[Data tied to figure images]
++++++++++++++++++++

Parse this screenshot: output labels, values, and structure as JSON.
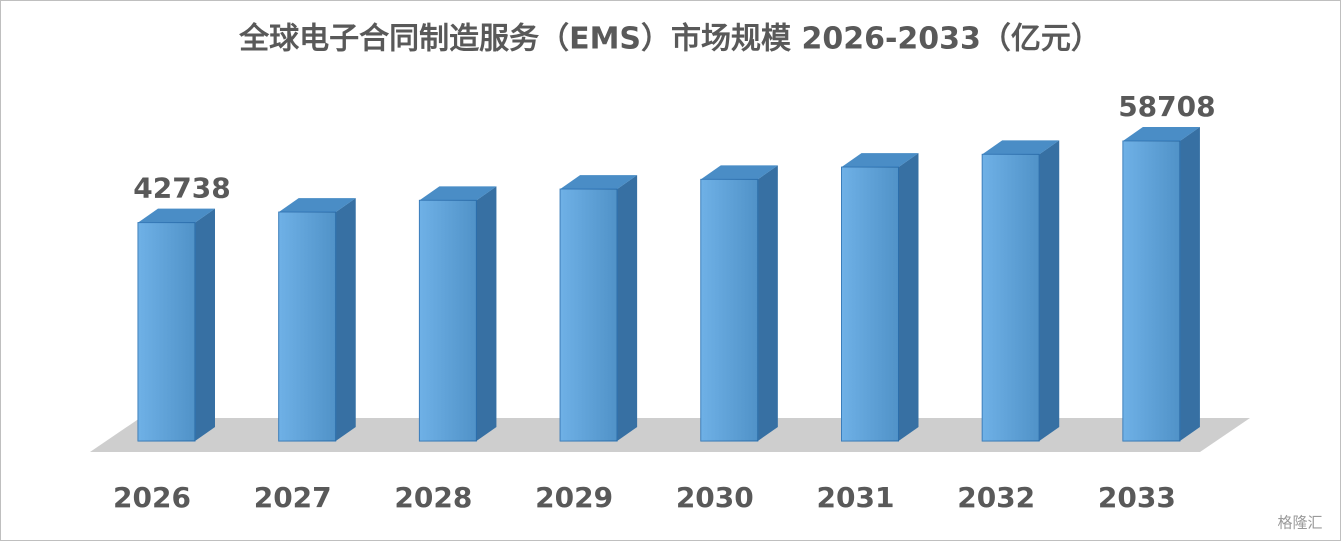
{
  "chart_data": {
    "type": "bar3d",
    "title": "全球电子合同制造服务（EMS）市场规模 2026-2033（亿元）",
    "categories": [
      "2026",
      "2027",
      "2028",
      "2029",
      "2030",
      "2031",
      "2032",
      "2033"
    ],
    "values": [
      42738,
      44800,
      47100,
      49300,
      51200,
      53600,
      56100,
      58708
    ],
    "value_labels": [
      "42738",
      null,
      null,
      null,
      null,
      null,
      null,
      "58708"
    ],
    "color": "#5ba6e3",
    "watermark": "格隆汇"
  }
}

++++++++++++++++++++

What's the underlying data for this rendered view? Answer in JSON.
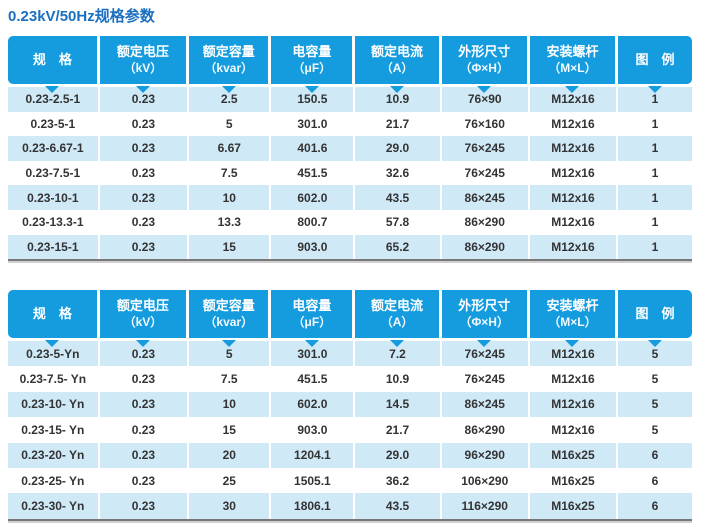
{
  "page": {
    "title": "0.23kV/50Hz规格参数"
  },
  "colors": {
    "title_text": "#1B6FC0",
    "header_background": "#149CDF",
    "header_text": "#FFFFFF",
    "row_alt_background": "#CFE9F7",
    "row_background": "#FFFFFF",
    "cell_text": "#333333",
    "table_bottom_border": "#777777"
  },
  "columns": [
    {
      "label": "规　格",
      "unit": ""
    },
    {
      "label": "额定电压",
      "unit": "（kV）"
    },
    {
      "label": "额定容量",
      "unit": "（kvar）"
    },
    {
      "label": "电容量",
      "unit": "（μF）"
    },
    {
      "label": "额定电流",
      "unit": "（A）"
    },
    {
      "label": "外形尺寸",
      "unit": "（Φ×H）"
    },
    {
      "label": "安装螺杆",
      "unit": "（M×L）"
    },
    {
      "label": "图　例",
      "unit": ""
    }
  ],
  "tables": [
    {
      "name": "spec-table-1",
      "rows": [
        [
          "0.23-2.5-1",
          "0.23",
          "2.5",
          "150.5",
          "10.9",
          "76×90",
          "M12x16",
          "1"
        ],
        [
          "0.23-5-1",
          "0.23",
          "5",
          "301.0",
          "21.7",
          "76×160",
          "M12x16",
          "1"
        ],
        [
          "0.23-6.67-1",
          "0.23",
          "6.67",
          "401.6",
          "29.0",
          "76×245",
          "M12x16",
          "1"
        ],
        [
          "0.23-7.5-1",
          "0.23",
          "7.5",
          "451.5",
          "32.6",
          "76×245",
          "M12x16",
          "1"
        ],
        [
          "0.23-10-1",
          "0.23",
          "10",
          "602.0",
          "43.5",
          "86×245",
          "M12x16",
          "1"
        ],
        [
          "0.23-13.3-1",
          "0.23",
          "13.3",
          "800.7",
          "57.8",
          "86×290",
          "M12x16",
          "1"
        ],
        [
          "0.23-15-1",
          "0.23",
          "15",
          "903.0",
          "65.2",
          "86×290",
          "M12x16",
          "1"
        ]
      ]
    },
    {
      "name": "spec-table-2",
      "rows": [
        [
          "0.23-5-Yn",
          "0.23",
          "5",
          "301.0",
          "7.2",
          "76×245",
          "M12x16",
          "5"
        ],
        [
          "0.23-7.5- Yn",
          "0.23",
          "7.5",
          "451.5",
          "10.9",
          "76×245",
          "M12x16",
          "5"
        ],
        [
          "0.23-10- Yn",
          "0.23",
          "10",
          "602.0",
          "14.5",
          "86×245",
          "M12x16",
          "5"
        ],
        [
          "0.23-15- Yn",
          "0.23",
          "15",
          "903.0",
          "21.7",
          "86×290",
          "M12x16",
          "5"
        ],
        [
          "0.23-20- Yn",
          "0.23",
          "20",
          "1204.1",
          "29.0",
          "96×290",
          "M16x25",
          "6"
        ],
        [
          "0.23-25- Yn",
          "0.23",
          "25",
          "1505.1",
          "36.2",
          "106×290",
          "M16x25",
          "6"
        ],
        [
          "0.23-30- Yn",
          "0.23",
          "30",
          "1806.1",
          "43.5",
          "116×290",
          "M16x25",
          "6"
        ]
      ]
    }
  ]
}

++++++++++++++++++++

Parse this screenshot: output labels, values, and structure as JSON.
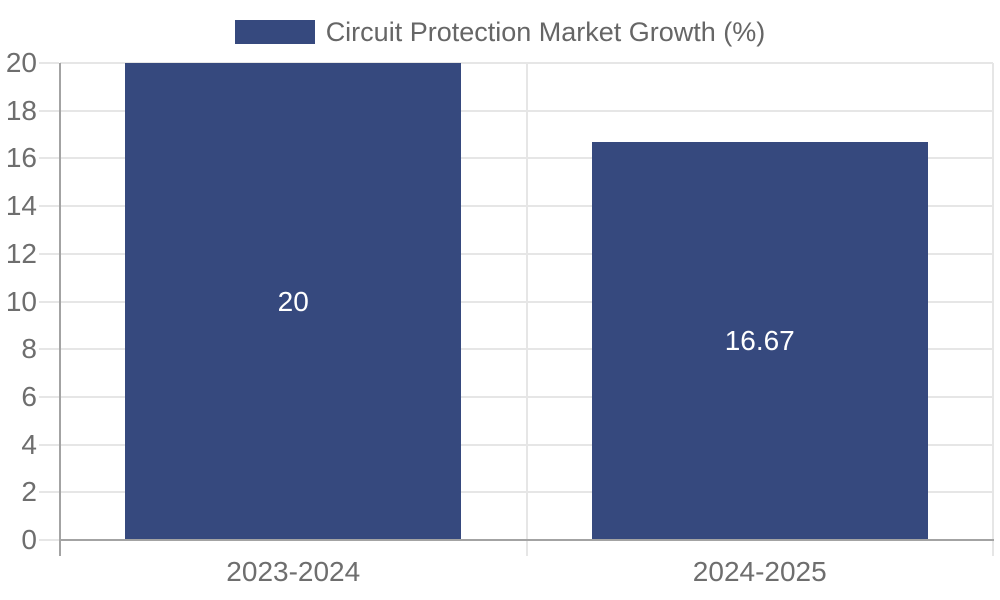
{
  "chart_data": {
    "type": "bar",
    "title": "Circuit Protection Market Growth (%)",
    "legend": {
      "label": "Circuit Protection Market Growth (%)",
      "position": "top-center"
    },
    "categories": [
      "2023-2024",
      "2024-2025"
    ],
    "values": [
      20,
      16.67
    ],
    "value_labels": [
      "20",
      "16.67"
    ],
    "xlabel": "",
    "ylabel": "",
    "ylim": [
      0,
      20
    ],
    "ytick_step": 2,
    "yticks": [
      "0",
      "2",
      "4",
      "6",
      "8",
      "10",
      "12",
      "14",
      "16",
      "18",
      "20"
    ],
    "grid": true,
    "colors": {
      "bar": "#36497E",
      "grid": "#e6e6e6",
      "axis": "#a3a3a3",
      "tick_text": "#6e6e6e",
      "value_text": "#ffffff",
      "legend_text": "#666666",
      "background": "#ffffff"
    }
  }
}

++++++++++++++++++++

Locate the lines above that hold the word "Circuit". Show every one of them.

RESPONSE TO THE TASK =>
    "title": "Circuit Protection Market Growth (%)",
      "label": "Circuit Protection Market Growth (%)",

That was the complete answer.